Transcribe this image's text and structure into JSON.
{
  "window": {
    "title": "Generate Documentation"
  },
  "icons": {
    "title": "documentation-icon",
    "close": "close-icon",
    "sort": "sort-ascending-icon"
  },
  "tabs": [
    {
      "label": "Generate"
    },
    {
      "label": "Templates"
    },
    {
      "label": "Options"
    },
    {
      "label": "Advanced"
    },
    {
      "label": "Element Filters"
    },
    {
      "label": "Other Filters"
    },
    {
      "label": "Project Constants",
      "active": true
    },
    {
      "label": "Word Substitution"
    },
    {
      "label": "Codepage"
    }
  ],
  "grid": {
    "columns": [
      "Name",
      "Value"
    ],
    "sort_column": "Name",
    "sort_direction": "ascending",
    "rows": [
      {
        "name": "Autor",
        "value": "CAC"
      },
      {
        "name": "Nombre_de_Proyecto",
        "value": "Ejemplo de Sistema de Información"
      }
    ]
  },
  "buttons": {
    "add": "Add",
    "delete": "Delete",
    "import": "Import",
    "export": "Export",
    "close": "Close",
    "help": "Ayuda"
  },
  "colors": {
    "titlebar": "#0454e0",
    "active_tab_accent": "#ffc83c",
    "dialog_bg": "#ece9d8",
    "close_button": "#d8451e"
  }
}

**SHORT PROBLEM**
Type out the full listing again, exactly as given.

**RESULT BELOW**
Transcribe this image's text and structure into JSON.
{
  "window": {
    "title": "Generate Documentation"
  },
  "icons": {
    "title": "documentation-icon",
    "close": "close-icon",
    "sort": "sort-ascending-icon"
  },
  "tabs": [
    {
      "label": "Generate"
    },
    {
      "label": "Templates"
    },
    {
      "label": "Options"
    },
    {
      "label": "Advanced"
    },
    {
      "label": "Element Filters"
    },
    {
      "label": "Other Filters"
    },
    {
      "label": "Project Constants",
      "active": true
    },
    {
      "label": "Word Substitution"
    },
    {
      "label": "Codepage"
    }
  ],
  "grid": {
    "columns": [
      "Name",
      "Value"
    ],
    "sort_column": "Name",
    "sort_direction": "ascending",
    "rows": [
      {
        "name": "Autor",
        "value": "CAC"
      },
      {
        "name": "Nombre_de_Proyecto",
        "value": "Ejemplo de Sistema de Información"
      }
    ]
  },
  "buttons": {
    "add": "Add",
    "delete": "Delete",
    "import": "Import",
    "export": "Export",
    "close": "Close",
    "help": "Ayuda"
  },
  "colors": {
    "titlebar": "#0454e0",
    "active_tab_accent": "#ffc83c",
    "dialog_bg": "#ece9d8",
    "close_button": "#d8451e"
  }
}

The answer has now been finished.